— Start —
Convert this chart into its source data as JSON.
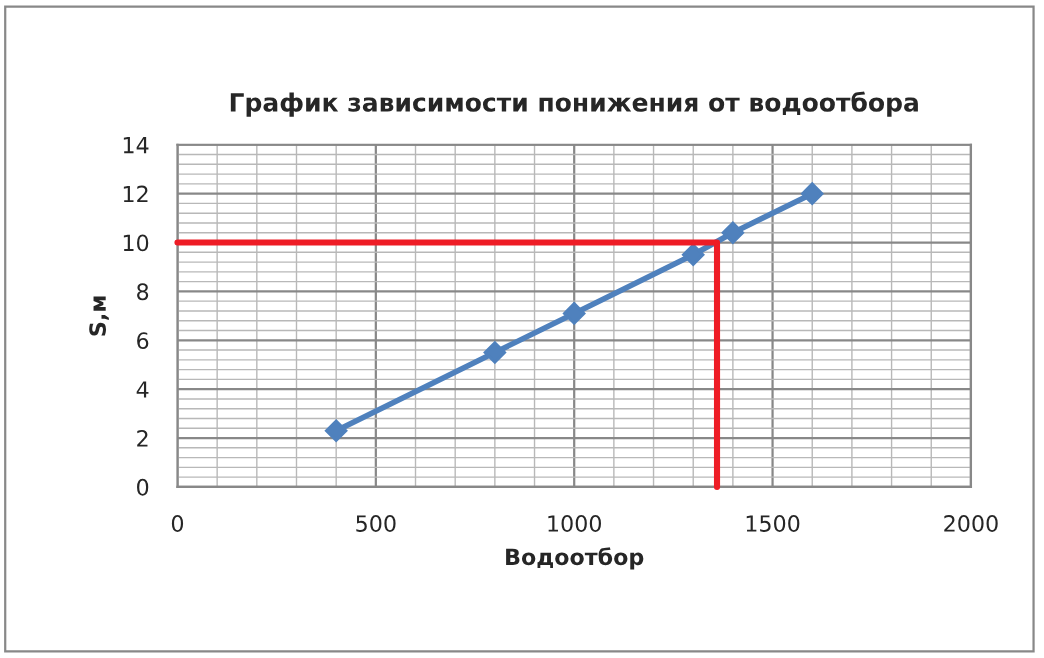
{
  "chart_data": {
    "type": "line",
    "title": "График зависимости понижения от водоотбора",
    "xlabel": "Водоотбор",
    "ylabel": "S,м",
    "series": [
      {
        "color": "#4f81bd",
        "marker": "diamond",
        "x": [
          400,
          800,
          1000,
          1300,
          1400,
          1600
        ],
        "values": [
          2.3,
          5.5,
          7.1,
          9.5,
          10.4,
          12.0
        ]
      },
      {
        "color": "#ee1c25",
        "marker": "none",
        "x": [
          0,
          1360,
          1360
        ],
        "values": [
          10,
          10,
          0
        ]
      }
    ],
    "xlim": [
      0,
      2000
    ],
    "xticks": [
      0,
      500,
      1000,
      1500,
      2000
    ],
    "ylim": [
      0,
      14
    ],
    "yticks": [
      0,
      2,
      4,
      6,
      8,
      10,
      12,
      14
    ],
    "grid": true
  }
}
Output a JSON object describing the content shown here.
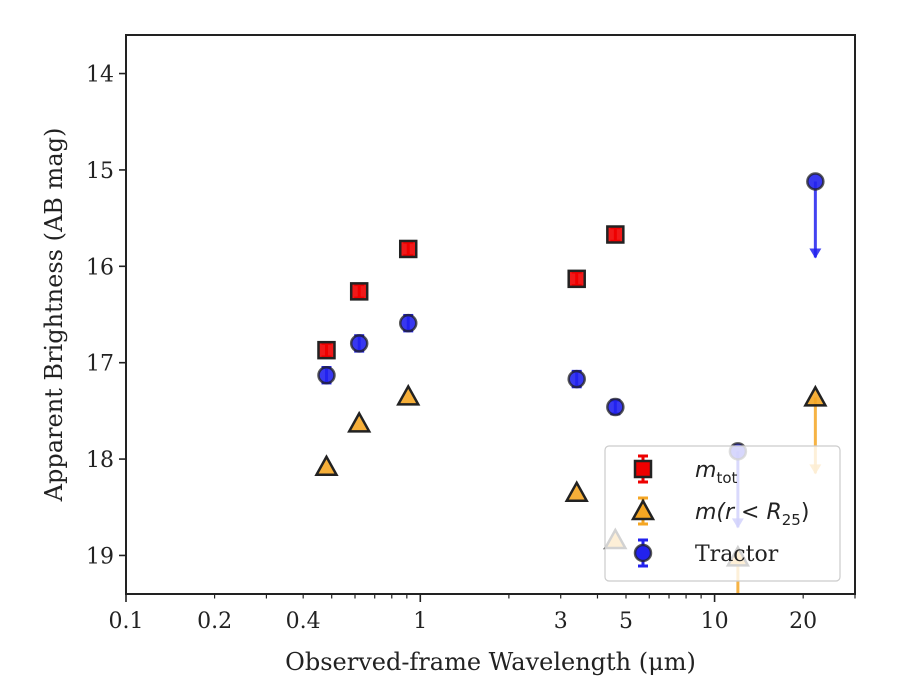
{
  "chart_data": {
    "type": "scatter",
    "xlabel": "Observed-frame Wavelength (μm)",
    "ylabel": "Apparent Brightness (AB mag)",
    "xscale": "log",
    "xlim": [
      0.1,
      30
    ],
    "ylim": [
      19.4,
      13.6
    ],
    "y_inverted": true,
    "grid": false,
    "legend_position": "lower-right",
    "x_ticks": [
      {
        "value": 0.1,
        "label": "0.1"
      },
      {
        "value": 0.2,
        "label": "0.2"
      },
      {
        "value": 0.4,
        "label": "0.4"
      },
      {
        "value": 1,
        "label": "1"
      },
      {
        "value": 3,
        "label": "3"
      },
      {
        "value": 5,
        "label": "5"
      },
      {
        "value": 10,
        "label": "10"
      },
      {
        "value": 20,
        "label": "20"
      }
    ],
    "y_ticks": [
      {
        "value": 14,
        "label": "14"
      },
      {
        "value": 15,
        "label": "15"
      },
      {
        "value": 16,
        "label": "16"
      },
      {
        "value": 17,
        "label": "17"
      },
      {
        "value": 18,
        "label": "18"
      },
      {
        "value": 19,
        "label": "19"
      }
    ],
    "series": [
      {
        "name": "m_tot",
        "legend_label": "m",
        "legend_sub": "tot",
        "marker": "square",
        "color": "#ee0000",
        "edge_color": "#222222",
        "points": [
          {
            "x": 0.48,
            "y": 16.87,
            "err": 0.07
          },
          {
            "x": 0.62,
            "y": 16.26,
            "err": 0.07
          },
          {
            "x": 0.91,
            "y": 15.82,
            "err": 0.07
          },
          {
            "x": 3.4,
            "y": 16.13,
            "err": 0.07
          },
          {
            "x": 4.6,
            "y": 15.67,
            "err": 0.07
          }
        ]
      },
      {
        "name": "m(r<R25)",
        "legend_label": "m(r < R",
        "legend_sub": "25",
        "legend_tail": ")",
        "marker": "triangle",
        "color": "#f5a623",
        "edge_color": "#222222",
        "points": [
          {
            "x": 0.48,
            "y": 18.08
          },
          {
            "x": 0.62,
            "y": 17.63
          },
          {
            "x": 0.91,
            "y": 17.35
          },
          {
            "x": 3.4,
            "y": 18.35
          },
          {
            "x": 4.6,
            "y": 18.84
          },
          {
            "x": 12,
            "y": 19.02,
            "upper_limit": true
          },
          {
            "x": 22,
            "y": 17.36,
            "upper_limit": true
          }
        ]
      },
      {
        "name": "Tractor",
        "marker": "circle",
        "color": "#2222ee",
        "edge_color": "#222222",
        "points": [
          {
            "x": 0.48,
            "y": 17.13,
            "err": 0.08
          },
          {
            "x": 0.62,
            "y": 16.8,
            "err": 0.08
          },
          {
            "x": 0.91,
            "y": 16.59,
            "err": 0.08
          },
          {
            "x": 3.4,
            "y": 17.17,
            "err": 0.08
          },
          {
            "x": 4.6,
            "y": 17.46,
            "err": 0.07
          },
          {
            "x": 12,
            "y": 17.92,
            "upper_limit": true
          },
          {
            "x": 22,
            "y": 15.12,
            "upper_limit": true
          }
        ]
      }
    ]
  }
}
— End —
→ **Objective**: List every line above that holds the word "JSON".

→ **Correct output**:
Convert this chart into its source data as JSON.
Output a JSON object describing the content shown here.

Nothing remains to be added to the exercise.